EXERCISE =
Your copy of the material must match it exactly, except that pictures are dropped.

DATA EXCERPTS =
--- begin ---

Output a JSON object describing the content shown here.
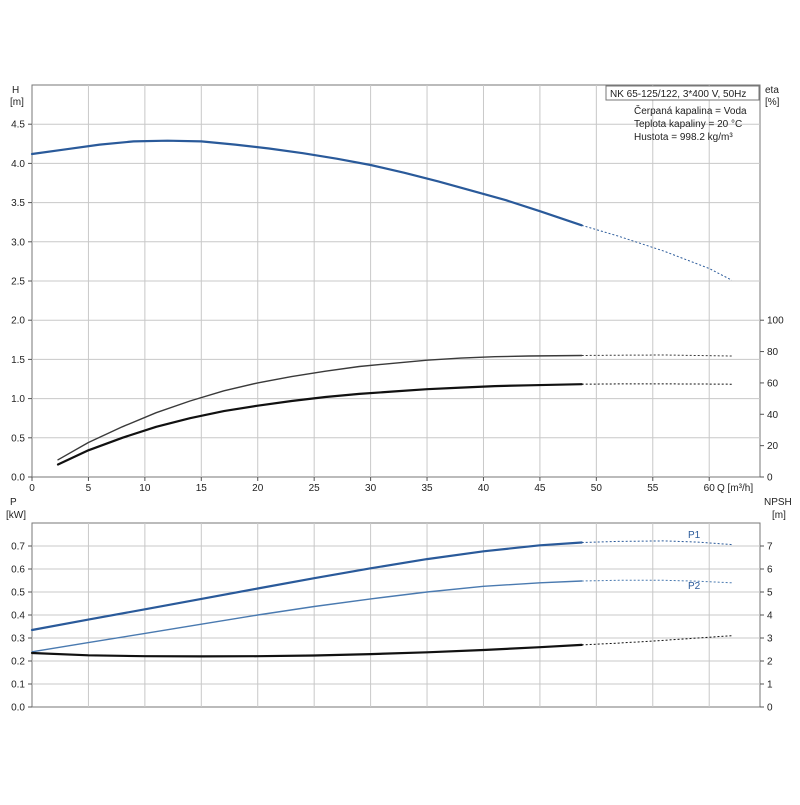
{
  "colors": {
    "head": "#2a5a9a",
    "eta_total": "#3a3a3a",
    "eta_pump": "#111111",
    "p1": "#2a5a9a",
    "p2": "#4a7ab0",
    "npsh": "#111111",
    "grid": "#c8c8c8"
  },
  "info_box": {
    "title": "NK 65-125/122, 3*400 V, 50Hz",
    "line1": "Čerpaná kapalina = Voda",
    "line2": "Teplota kapaliny = 20 °C",
    "line3": "Hustota = 998.2 kg/m³"
  },
  "chart_data": [
    {
      "type": "line",
      "panel": "top",
      "xlabel": "Q [m³/h]",
      "x_ticks": [
        "0",
        "5",
        "10",
        "15",
        "20",
        "25",
        "30",
        "35",
        "40",
        "45",
        "50",
        "55",
        "60"
      ],
      "xlim": [
        0,
        64.5
      ],
      "left_axis": {
        "label_line1": "H",
        "label_line2": "[m]",
        "ylim": [
          0,
          5.0
        ],
        "ticks": [
          "0.0",
          "0.5",
          "1.0",
          "1.5",
          "2.0",
          "2.5",
          "3.0",
          "3.5",
          "4.0",
          "4.5"
        ]
      },
      "right_axis": {
        "label_line1": "eta",
        "label_line2": "[%]",
        "ylim": [
          0,
          250
        ],
        "ticks": [
          "0",
          "20",
          "40",
          "60",
          "80",
          "100"
        ]
      },
      "series": [
        {
          "key": "head",
          "axis": "left",
          "solid": [
            [
              0,
              4.12
            ],
            [
              3,
              4.18
            ],
            [
              6,
              4.24
            ],
            [
              9,
              4.28
            ],
            [
              12,
              4.29
            ],
            [
              15,
              4.28
            ],
            [
              18,
              4.24
            ],
            [
              21,
              4.19
            ],
            [
              24,
              4.13
            ],
            [
              27,
              4.06
            ],
            [
              30,
              3.98
            ],
            [
              33,
              3.88
            ],
            [
              36,
              3.77
            ],
            [
              39,
              3.65
            ],
            [
              42,
              3.53
            ],
            [
              45,
              3.39
            ],
            [
              48.7,
              3.21
            ]
          ],
          "dashed": [
            [
              48.7,
              3.21
            ],
            [
              52,
              3.07
            ],
            [
              56,
              2.88
            ],
            [
              60,
              2.66
            ],
            [
              62,
              2.51
            ]
          ]
        },
        {
          "key": "eta_total",
          "axis": "right",
          "solid": [
            [
              2.3,
              11
            ],
            [
              5,
              22
            ],
            [
              8,
              32
            ],
            [
              11,
              41
            ],
            [
              14,
              48.5
            ],
            [
              17,
              55
            ],
            [
              20,
              60
            ],
            [
              23,
              64
            ],
            [
              26,
              67.5
            ],
            [
              29,
              70.5
            ],
            [
              32,
              72.5
            ],
            [
              35,
              74.5
            ],
            [
              38,
              75.8
            ],
            [
              41,
              76.7
            ],
            [
              44,
              77.2
            ],
            [
              48.7,
              77.5
            ]
          ],
          "dashed": [
            [
              48.7,
              77.5
            ],
            [
              52,
              77.7
            ],
            [
              56,
              77.8
            ],
            [
              59,
              77.5
            ],
            [
              62,
              77.2
            ]
          ]
        },
        {
          "key": "eta_pump",
          "axis": "right",
          "solid": [
            [
              2.3,
              8
            ],
            [
              5,
              17
            ],
            [
              8,
              25
            ],
            [
              11,
              32
            ],
            [
              14,
              37.5
            ],
            [
              17,
              42
            ],
            [
              20,
              45.5
            ],
            [
              23,
              48.5
            ],
            [
              26,
              51
            ],
            [
              29,
              53
            ],
            [
              32,
              54.5
            ],
            [
              35,
              56
            ],
            [
              38,
              57
            ],
            [
              41,
              58
            ],
            [
              44,
              58.5
            ],
            [
              48.7,
              59.2
            ]
          ],
          "dashed": [
            [
              48.7,
              59.2
            ],
            [
              52,
              59.4
            ],
            [
              56,
              59.4
            ],
            [
              59,
              59.3
            ],
            [
              62,
              59.2
            ]
          ]
        }
      ]
    },
    {
      "type": "line",
      "panel": "bottom",
      "xlim": [
        0,
        64.5
      ],
      "left_axis": {
        "label_line1": "P",
        "label_line2": "[kW]",
        "ylim": [
          0,
          0.8
        ],
        "ticks": [
          "0.0",
          "0.1",
          "0.2",
          "0.3",
          "0.4",
          "0.5",
          "0.6",
          "0.7"
        ]
      },
      "right_axis": {
        "label_line1": "NPSH",
        "label_line2": "[m]",
        "ylim": [
          0,
          8
        ],
        "ticks": [
          "0",
          "1",
          "2",
          "3",
          "4",
          "5",
          "6",
          "7"
        ]
      },
      "series": [
        {
          "key": "p1",
          "axis": "left",
          "name": "P1",
          "solid": [
            [
              0,
              0.335
            ],
            [
              5,
              0.38
            ],
            [
              10,
              0.425
            ],
            [
              15,
              0.47
            ],
            [
              20,
              0.515
            ],
            [
              25,
              0.56
            ],
            [
              30,
              0.603
            ],
            [
              35,
              0.643
            ],
            [
              40,
              0.677
            ],
            [
              45,
              0.703
            ],
            [
              48.7,
              0.715
            ]
          ],
          "dashed": [
            [
              48.7,
              0.715
            ],
            [
              52,
              0.72
            ],
            [
              56,
              0.722
            ],
            [
              59,
              0.717
            ],
            [
              62,
              0.706
            ]
          ]
        },
        {
          "key": "p2",
          "axis": "left",
          "name": "P2",
          "solid": [
            [
              0,
              0.24
            ],
            [
              5,
              0.28
            ],
            [
              10,
              0.32
            ],
            [
              15,
              0.36
            ],
            [
              20,
              0.4
            ],
            [
              25,
              0.437
            ],
            [
              30,
              0.47
            ],
            [
              35,
              0.5
            ],
            [
              40,
              0.525
            ],
            [
              45,
              0.54
            ],
            [
              48.7,
              0.548
            ]
          ],
          "dashed": [
            [
              48.7,
              0.548
            ],
            [
              52,
              0.551
            ],
            [
              56,
              0.551
            ],
            [
              59,
              0.547
            ],
            [
              62,
              0.54
            ]
          ]
        },
        {
          "key": "npsh",
          "axis": "right",
          "solid": [
            [
              0,
              2.35
            ],
            [
              5,
              2.25
            ],
            [
              10,
              2.21
            ],
            [
              15,
              2.2
            ],
            [
              20,
              2.21
            ],
            [
              25,
              2.24
            ],
            [
              30,
              2.3
            ],
            [
              35,
              2.38
            ],
            [
              40,
              2.48
            ],
            [
              45,
              2.6
            ],
            [
              48.7,
              2.7
            ]
          ],
          "dashed": [
            [
              48.7,
              2.7
            ],
            [
              52,
              2.78
            ],
            [
              56,
              2.9
            ],
            [
              59,
              3.0
            ],
            [
              62,
              3.1
            ]
          ]
        }
      ]
    }
  ]
}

--- end ---

ANSWER TO THIS TASK =
Output a JSON object describing the content shown here.
{
  "colors": {
    "head": "#2a5a9a",
    "eta_total": "#3a3a3a",
    "eta_pump": "#111111",
    "p1": "#2a5a9a",
    "p2": "#4a7ab0",
    "npsh": "#111111",
    "grid": "#c8c8c8"
  },
  "info_box": {
    "title": "NK 65-125/122, 3*400 V, 50Hz",
    "line1": "Čerpaná kapalina = Voda",
    "line2": "Teplota kapaliny = 20 °C",
    "line3": "Hustota = 998.2 kg/m³"
  },
  "chart_data": [
    {
      "type": "line",
      "panel": "top",
      "xlabel": "Q [m³/h]",
      "x_ticks": [
        "0",
        "5",
        "10",
        "15",
        "20",
        "25",
        "30",
        "35",
        "40",
        "45",
        "50",
        "55",
        "60"
      ],
      "xlim": [
        0,
        64.5
      ],
      "left_axis": {
        "label_line1": "H",
        "label_line2": "[m]",
        "ylim": [
          0,
          5.0
        ],
        "ticks": [
          "0.0",
          "0.5",
          "1.0",
          "1.5",
          "2.0",
          "2.5",
          "3.0",
          "3.5",
          "4.0",
          "4.5"
        ]
      },
      "right_axis": {
        "label_line1": "eta",
        "label_line2": "[%]",
        "ylim": [
          0,
          250
        ],
        "ticks": [
          "0",
          "20",
          "40",
          "60",
          "80",
          "100"
        ]
      },
      "series": [
        {
          "key": "head",
          "axis": "left",
          "solid": [
            [
              0,
              4.12
            ],
            [
              3,
              4.18
            ],
            [
              6,
              4.24
            ],
            [
              9,
              4.28
            ],
            [
              12,
              4.29
            ],
            [
              15,
              4.28
            ],
            [
              18,
              4.24
            ],
            [
              21,
              4.19
            ],
            [
              24,
              4.13
            ],
            [
              27,
              4.06
            ],
            [
              30,
              3.98
            ],
            [
              33,
              3.88
            ],
            [
              36,
              3.77
            ],
            [
              39,
              3.65
            ],
            [
              42,
              3.53
            ],
            [
              45,
              3.39
            ],
            [
              48.7,
              3.21
            ]
          ],
          "dashed": [
            [
              48.7,
              3.21
            ],
            [
              52,
              3.07
            ],
            [
              56,
              2.88
            ],
            [
              60,
              2.66
            ],
            [
              62,
              2.51
            ]
          ]
        },
        {
          "key": "eta_total",
          "axis": "right",
          "solid": [
            [
              2.3,
              11
            ],
            [
              5,
              22
            ],
            [
              8,
              32
            ],
            [
              11,
              41
            ],
            [
              14,
              48.5
            ],
            [
              17,
              55
            ],
            [
              20,
              60
            ],
            [
              23,
              64
            ],
            [
              26,
              67.5
            ],
            [
              29,
              70.5
            ],
            [
              32,
              72.5
            ],
            [
              35,
              74.5
            ],
            [
              38,
              75.8
            ],
            [
              41,
              76.7
            ],
            [
              44,
              77.2
            ],
            [
              48.7,
              77.5
            ]
          ],
          "dashed": [
            [
              48.7,
              77.5
            ],
            [
              52,
              77.7
            ],
            [
              56,
              77.8
            ],
            [
              59,
              77.5
            ],
            [
              62,
              77.2
            ]
          ]
        },
        {
          "key": "eta_pump",
          "axis": "right",
          "solid": [
            [
              2.3,
              8
            ],
            [
              5,
              17
            ],
            [
              8,
              25
            ],
            [
              11,
              32
            ],
            [
              14,
              37.5
            ],
            [
              17,
              42
            ],
            [
              20,
              45.5
            ],
            [
              23,
              48.5
            ],
            [
              26,
              51
            ],
            [
              29,
              53
            ],
            [
              32,
              54.5
            ],
            [
              35,
              56
            ],
            [
              38,
              57
            ],
            [
              41,
              58
            ],
            [
              44,
              58.5
            ],
            [
              48.7,
              59.2
            ]
          ],
          "dashed": [
            [
              48.7,
              59.2
            ],
            [
              52,
              59.4
            ],
            [
              56,
              59.4
            ],
            [
              59,
              59.3
            ],
            [
              62,
              59.2
            ]
          ]
        }
      ]
    },
    {
      "type": "line",
      "panel": "bottom",
      "xlim": [
        0,
        64.5
      ],
      "left_axis": {
        "label_line1": "P",
        "label_line2": "[kW]",
        "ylim": [
          0,
          0.8
        ],
        "ticks": [
          "0.0",
          "0.1",
          "0.2",
          "0.3",
          "0.4",
          "0.5",
          "0.6",
          "0.7"
        ]
      },
      "right_axis": {
        "label_line1": "NPSH",
        "label_line2": "[m]",
        "ylim": [
          0,
          8
        ],
        "ticks": [
          "0",
          "1",
          "2",
          "3",
          "4",
          "5",
          "6",
          "7"
        ]
      },
      "series": [
        {
          "key": "p1",
          "axis": "left",
          "name": "P1",
          "solid": [
            [
              0,
              0.335
            ],
            [
              5,
              0.38
            ],
            [
              10,
              0.425
            ],
            [
              15,
              0.47
            ],
            [
              20,
              0.515
            ],
            [
              25,
              0.56
            ],
            [
              30,
              0.603
            ],
            [
              35,
              0.643
            ],
            [
              40,
              0.677
            ],
            [
              45,
              0.703
            ],
            [
              48.7,
              0.715
            ]
          ],
          "dashed": [
            [
              48.7,
              0.715
            ],
            [
              52,
              0.72
            ],
            [
              56,
              0.722
            ],
            [
              59,
              0.717
            ],
            [
              62,
              0.706
            ]
          ]
        },
        {
          "key": "p2",
          "axis": "left",
          "name": "P2",
          "solid": [
            [
              0,
              0.24
            ],
            [
              5,
              0.28
            ],
            [
              10,
              0.32
            ],
            [
              15,
              0.36
            ],
            [
              20,
              0.4
            ],
            [
              25,
              0.437
            ],
            [
              30,
              0.47
            ],
            [
              35,
              0.5
            ],
            [
              40,
              0.525
            ],
            [
              45,
              0.54
            ],
            [
              48.7,
              0.548
            ]
          ],
          "dashed": [
            [
              48.7,
              0.548
            ],
            [
              52,
              0.551
            ],
            [
              56,
              0.551
            ],
            [
              59,
              0.547
            ],
            [
              62,
              0.54
            ]
          ]
        },
        {
          "key": "npsh",
          "axis": "right",
          "solid": [
            [
              0,
              2.35
            ],
            [
              5,
              2.25
            ],
            [
              10,
              2.21
            ],
            [
              15,
              2.2
            ],
            [
              20,
              2.21
            ],
            [
              25,
              2.24
            ],
            [
              30,
              2.3
            ],
            [
              35,
              2.38
            ],
            [
              40,
              2.48
            ],
            [
              45,
              2.6
            ],
            [
              48.7,
              2.7
            ]
          ],
          "dashed": [
            [
              48.7,
              2.7
            ],
            [
              52,
              2.78
            ],
            [
              56,
              2.9
            ],
            [
              59,
              3.0
            ],
            [
              62,
              3.1
            ]
          ]
        }
      ]
    }
  ]
}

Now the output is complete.